• _Directions for this task_:
Give the listing below again in full, exactly as written.

[Stored data entries]
-- BEGIN --

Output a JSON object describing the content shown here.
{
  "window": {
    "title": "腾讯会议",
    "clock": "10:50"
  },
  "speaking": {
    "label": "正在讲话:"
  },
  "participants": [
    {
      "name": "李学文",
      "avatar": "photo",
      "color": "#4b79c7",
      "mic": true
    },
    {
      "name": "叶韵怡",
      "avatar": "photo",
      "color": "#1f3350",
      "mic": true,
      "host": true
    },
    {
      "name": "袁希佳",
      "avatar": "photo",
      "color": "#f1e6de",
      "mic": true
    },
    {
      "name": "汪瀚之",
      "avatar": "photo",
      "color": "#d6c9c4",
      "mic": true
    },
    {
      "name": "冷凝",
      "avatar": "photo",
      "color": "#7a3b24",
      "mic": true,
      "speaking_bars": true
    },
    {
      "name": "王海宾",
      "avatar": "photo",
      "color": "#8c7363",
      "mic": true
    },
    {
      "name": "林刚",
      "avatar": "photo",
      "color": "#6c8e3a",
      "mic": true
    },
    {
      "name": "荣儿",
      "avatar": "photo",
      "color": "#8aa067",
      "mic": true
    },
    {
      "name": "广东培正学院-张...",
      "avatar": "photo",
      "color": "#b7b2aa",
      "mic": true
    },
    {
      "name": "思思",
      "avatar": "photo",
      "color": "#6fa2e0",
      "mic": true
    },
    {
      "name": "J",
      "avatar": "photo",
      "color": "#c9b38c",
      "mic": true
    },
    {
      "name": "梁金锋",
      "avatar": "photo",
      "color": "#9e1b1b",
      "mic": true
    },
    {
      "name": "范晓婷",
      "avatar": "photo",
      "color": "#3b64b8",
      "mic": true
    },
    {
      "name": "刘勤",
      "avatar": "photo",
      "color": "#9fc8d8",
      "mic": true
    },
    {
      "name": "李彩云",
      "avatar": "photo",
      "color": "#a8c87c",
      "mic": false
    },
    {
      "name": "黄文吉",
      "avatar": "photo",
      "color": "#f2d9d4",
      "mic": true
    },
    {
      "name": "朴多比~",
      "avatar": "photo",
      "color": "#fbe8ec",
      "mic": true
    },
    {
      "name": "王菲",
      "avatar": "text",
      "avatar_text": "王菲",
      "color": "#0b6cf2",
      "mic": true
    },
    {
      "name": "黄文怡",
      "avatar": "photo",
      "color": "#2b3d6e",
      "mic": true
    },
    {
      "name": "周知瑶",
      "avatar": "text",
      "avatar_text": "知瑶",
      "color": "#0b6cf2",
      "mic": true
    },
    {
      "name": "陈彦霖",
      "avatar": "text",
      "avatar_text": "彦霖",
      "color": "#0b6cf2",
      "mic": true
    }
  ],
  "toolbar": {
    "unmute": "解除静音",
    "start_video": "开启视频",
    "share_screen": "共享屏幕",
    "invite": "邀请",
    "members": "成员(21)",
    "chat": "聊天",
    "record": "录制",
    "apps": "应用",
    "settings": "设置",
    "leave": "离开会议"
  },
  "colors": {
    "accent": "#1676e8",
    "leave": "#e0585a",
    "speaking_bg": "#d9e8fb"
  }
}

-- END --

• _Task result_:
Output a JSON object describing the content shown here.
{
  "window": {
    "title": "腾讯会议",
    "clock": "10:50"
  },
  "speaking": {
    "label": "正在讲话:"
  },
  "participants": [
    {
      "name": "李学文",
      "avatar": "photo",
      "color": "#4b79c7",
      "mic": true
    },
    {
      "name": "叶韵怡",
      "avatar": "photo",
      "color": "#1f3350",
      "mic": true,
      "host": true
    },
    {
      "name": "袁希佳",
      "avatar": "photo",
      "color": "#f1e6de",
      "mic": true
    },
    {
      "name": "汪瀚之",
      "avatar": "photo",
      "color": "#d6c9c4",
      "mic": true
    },
    {
      "name": "冷凝",
      "avatar": "photo",
      "color": "#7a3b24",
      "mic": true,
      "speaking_bars": true
    },
    {
      "name": "王海宾",
      "avatar": "photo",
      "color": "#8c7363",
      "mic": true
    },
    {
      "name": "林刚",
      "avatar": "photo",
      "color": "#6c8e3a",
      "mic": true
    },
    {
      "name": "荣儿",
      "avatar": "photo",
      "color": "#8aa067",
      "mic": true
    },
    {
      "name": "广东培正学院-张...",
      "avatar": "photo",
      "color": "#b7b2aa",
      "mic": true
    },
    {
      "name": "思思",
      "avatar": "photo",
      "color": "#6fa2e0",
      "mic": true
    },
    {
      "name": "J",
      "avatar": "photo",
      "color": "#c9b38c",
      "mic": true
    },
    {
      "name": "梁金锋",
      "avatar": "photo",
      "color": "#9e1b1b",
      "mic": true
    },
    {
      "name": "范晓婷",
      "avatar": "photo",
      "color": "#3b64b8",
      "mic": true
    },
    {
      "name": "刘勤",
      "avatar": "photo",
      "color": "#9fc8d8",
      "mic": true
    },
    {
      "name": "李彩云",
      "avatar": "photo",
      "color": "#a8c87c",
      "mic": false
    },
    {
      "name": "黄文吉",
      "avatar": "photo",
      "color": "#f2d9d4",
      "mic": true
    },
    {
      "name": "朴多比~",
      "avatar": "photo",
      "color": "#fbe8ec",
      "mic": true
    },
    {
      "name": "王菲",
      "avatar": "text",
      "avatar_text": "王菲",
      "color": "#0b6cf2",
      "mic": true
    },
    {
      "name": "黄文怡",
      "avatar": "photo",
      "color": "#2b3d6e",
      "mic": true
    },
    {
      "name": "周知瑶",
      "avatar": "text",
      "avatar_text": "知瑶",
      "color": "#0b6cf2",
      "mic": true
    },
    {
      "name": "陈彦霖",
      "avatar": "text",
      "avatar_text": "彦霖",
      "color": "#0b6cf2",
      "mic": true
    }
  ],
  "toolbar": {
    "unmute": "解除静音",
    "start_video": "开启视频",
    "share_screen": "共享屏幕",
    "invite": "邀请",
    "members": "成员(21)",
    "chat": "聊天",
    "record": "录制",
    "apps": "应用",
    "settings": "设置",
    "leave": "离开会议"
  },
  "colors": {
    "accent": "#1676e8",
    "leave": "#e0585a",
    "speaking_bg": "#d9e8fb"
  }
}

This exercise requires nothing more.